** Start **
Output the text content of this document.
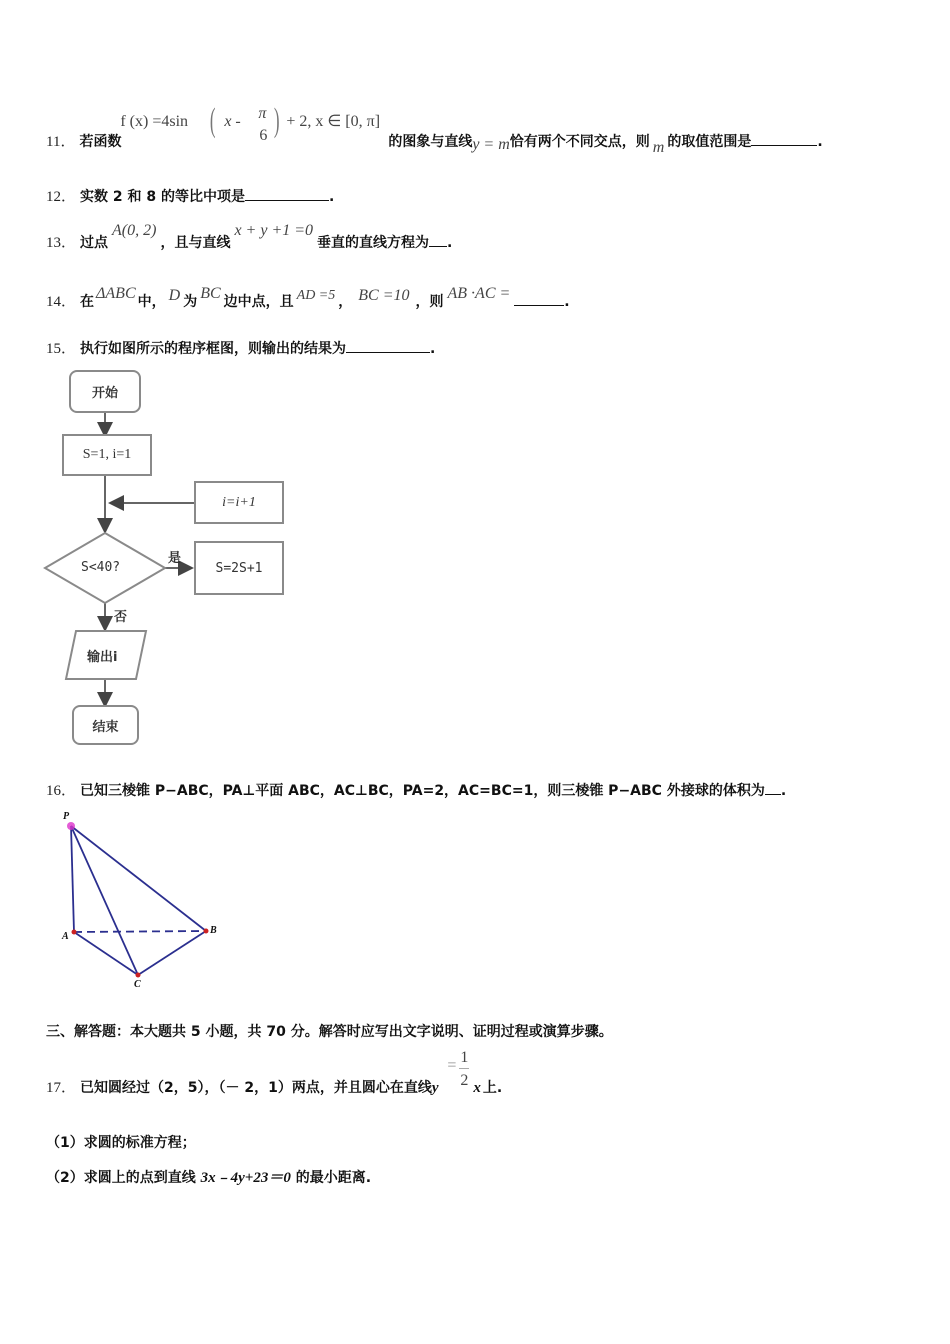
11． 若函数
f (x) =4sin ( x - π
6 ) + 2, x ∈ [0, π]
的图象与直线y = m恰有两个不同交点，则 m 的取值范围是	.
12． 实数 2 和 8 的等比中项是	.
13． 过点A(0, 2)，且与直线x + y +1 =0垂直的直线方程为 .
14． 在 ΔABC 中， D 为 BC 边中点，且 AD =5 ， BC =10 ，则 AB ·AC =	.
15． 执行如图所示的程序框图，则输出的结果为	.
开始
S=1, i=1
i=i+1
S<40?
是
S=2S+1
否
输出i
结束
16． 已知三棱锥 P−ABC，PA⊥平面 ABC，AC⊥BC，PA=2，AC=BC=1，则三棱锥 P−ABC 外接球的体积为 .
P
A
B
C
三、解答题：本大题共 5 小题，共 70 分。解答时应写出文字说明、证明过程或演算步骤。
17． 已知圆经过（2，5），（－ 2，1）两点，并且圆心在直线y
= 1
2 x 上.
（1）求圆的标准方程；
（2）求圆上的点到直线 3x﹣4y+23＝0 的最小距离.
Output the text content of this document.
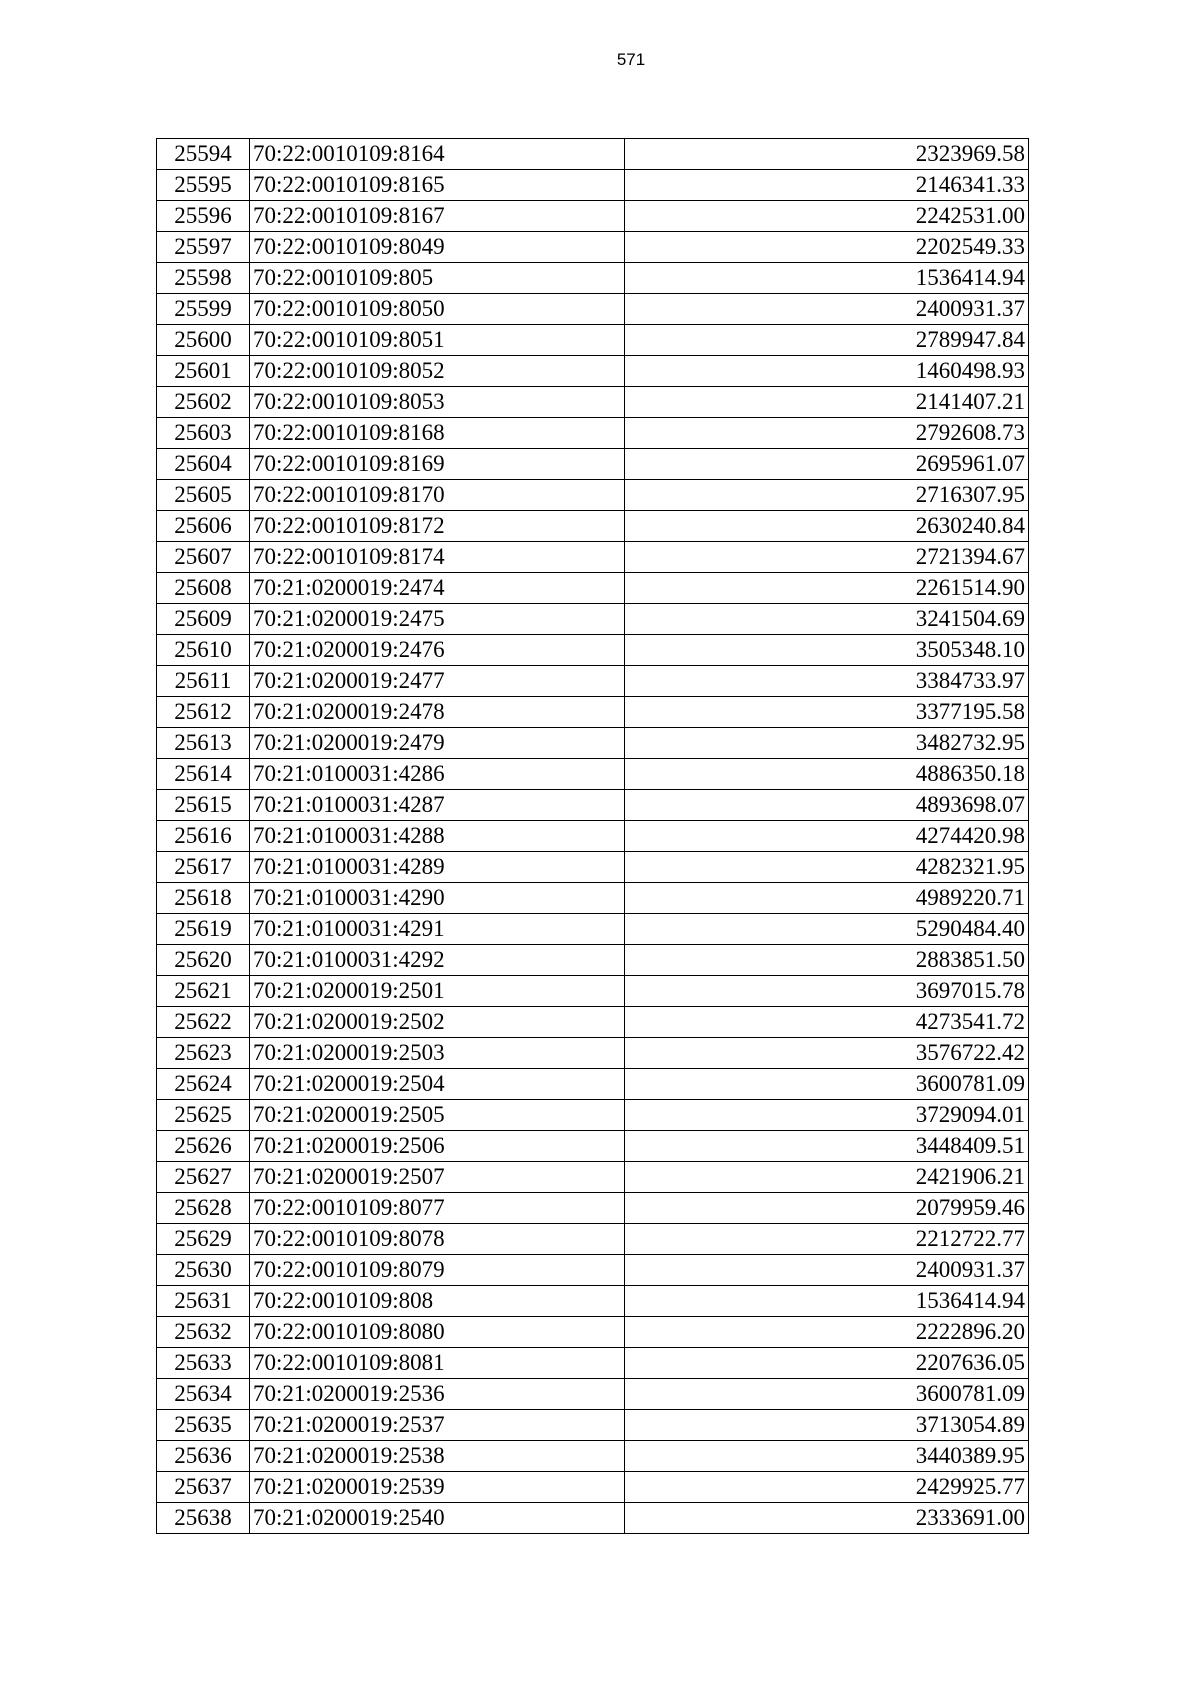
571
25594	70:22:0010109:8164	2323969.58
25595	70:22:0010109:8165	2146341.33
25596	70:22:0010109:8167	2242531.00
25597	70:22:0010109:8049	2202549.33
25598	70:22:0010109:805	1536414.94
25599	70:22:0010109:8050	2400931.37
25600	70:22:0010109:8051	2789947.84
25601	70:22:0010109:8052	1460498.93
25602	70:22:0010109:8053	2141407.21
25603	70:22:0010109:8168	2792608.73
25604	70:22:0010109:8169	2695961.07
25605	70:22:0010109:8170	2716307.95
25606	70:22:0010109:8172	2630240.84
25607	70:22:0010109:8174	2721394.67
25608	70:21:0200019:2474	2261514.90
25609	70:21:0200019:2475	3241504.69
25610	70:21:0200019:2476	3505348.10
25611	70:21:0200019:2477	3384733.97
25612	70:21:0200019:2478	3377195.58
25613	70:21:0200019:2479	3482732.95
25614	70:21:0100031:4286	4886350.18
25615	70:21:0100031:4287	4893698.07
25616	70:21:0100031:4288	4274420.98
25617	70:21:0100031:4289	4282321.95
25618	70:21:0100031:4290	4989220.71
25619	70:21:0100031:4291	5290484.40
25620	70:21:0100031:4292	2883851.50
25621	70:21:0200019:2501	3697015.78
25622	70:21:0200019:2502	4273541.72
25623	70:21:0200019:2503	3576722.42
25624	70:21:0200019:2504	3600781.09
25625	70:21:0200019:2505	3729094.01
25626	70:21:0200019:2506	3448409.51
25627	70:21:0200019:2507	2421906.21
25628	70:22:0010109:8077	2079959.46
25629	70:22:0010109:8078	2212722.77
25630	70:22:0010109:8079	2400931.37
25631	70:22:0010109:808	1536414.94
25632	70:22:0010109:8080	2222896.20
25633	70:22:0010109:8081	2207636.05
25634	70:21:0200019:2536	3600781.09
25635	70:21:0200019:2537	3713054.89
25636	70:21:0200019:2538	3440389.95
25637	70:21:0200019:2539	2429925.77
25638	70:21:0200019:2540	2333691.00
** End **
Without the pictures, write out all of the material exactly.

Task solution —
Output the text content of this document.
11． 若函数
f (x) =4sin ( x - π
6 ) + 2, x ∈ [0, π]
的图象与直线y = m恰有两个不同交点，则 m 的取值范围是	.
12． 实数 2 和 8 的等比中项是	.
13． 过点A(0, 2)，且与直线x + y +1 =0垂直的直线方程为 .
14． 在 ΔABC 中， D 为 BC 边中点，且 AD =5 ， BC =10 ，则 AB ·AC =	.
15． 执行如图所示的程序框图，则输出的结果为	.
开始
S=1, i=1
i=i+1
S<40?
是
S=2S+1
否
输出i
结束
16． 已知三棱锥 P−ABC，PA⊥平面 ABC，AC⊥BC，PA=2，AC=BC=1，则三棱锥 P−ABC 外接球的体积为 .
P
A
B
C
三、解答题：本大题共 5 小题，共 70 分。解答时应写出文字说明、证明过程或演算步骤。
17． 已知圆经过（2，5），（－ 2，1）两点，并且圆心在直线y
= 1
2 x 上.
（1）求圆的标准方程；
（2）求圆上的点到直线 3x﹣4y+23＝0 的最小距离.
Output the text content of this document.
571
25594	70:22:0010109:8164	2323969.58
25595	70:22:0010109:8165	2146341.33
25596	70:22:0010109:8167	2242531.00
25597	70:22:0010109:8049	2202549.33
25598	70:22:0010109:805	1536414.94
25599	70:22:0010109:8050	2400931.37
25600	70:22:0010109:8051	2789947.84
25601	70:22:0010109:8052	1460498.93
25602	70:22:0010109:8053	2141407.21
25603	70:22:0010109:8168	2792608.73
25604	70:22:0010109:8169	2695961.07
25605	70:22:0010109:8170	2716307.95
25606	70:22:0010109:8172	2630240.84
25607	70:22:0010109:8174	2721394.67
25608	70:21:0200019:2474	2261514.90
25609	70:21:0200019:2475	3241504.69
25610	70:21:0200019:2476	3505348.10
25611	70:21:0200019:2477	3384733.97
25612	70:21:0200019:2478	3377195.58
25613	70:21:0200019:2479	3482732.95
25614	70:21:0100031:4286	4886350.18
25615	70:21:0100031:4287	4893698.07
25616	70:21:0100031:4288	4274420.98
25617	70:21:0100031:4289	4282321.95
25618	70:21:0100031:4290	4989220.71
25619	70:21:0100031:4291	5290484.40
25620	70:21:0100031:4292	2883851.50
25621	70:21:0200019:2501	3697015.78
25622	70:21:0200019:2502	4273541.72
25623	70:21:0200019:2503	3576722.42
25624	70:21:0200019:2504	3600781.09
25625	70:21:0200019:2505	3729094.01
25626	70:21:0200019:2506	3448409.51
25627	70:21:0200019:2507	2421906.21
25628	70:22:0010109:8077	2079959.46
25629	70:22:0010109:8078	2212722.77
25630	70:22:0010109:8079	2400931.37
25631	70:22:0010109:808	1536414.94
25632	70:22:0010109:8080	2222896.20
25633	70:22:0010109:8081	2207636.05
25634	70:21:0200019:2536	3600781.09
25635	70:21:0200019:2537	3713054.89
25636	70:21:0200019:2538	3440389.95
25637	70:21:0200019:2539	2429925.77
25638	70:21:0200019:2540	2333691.00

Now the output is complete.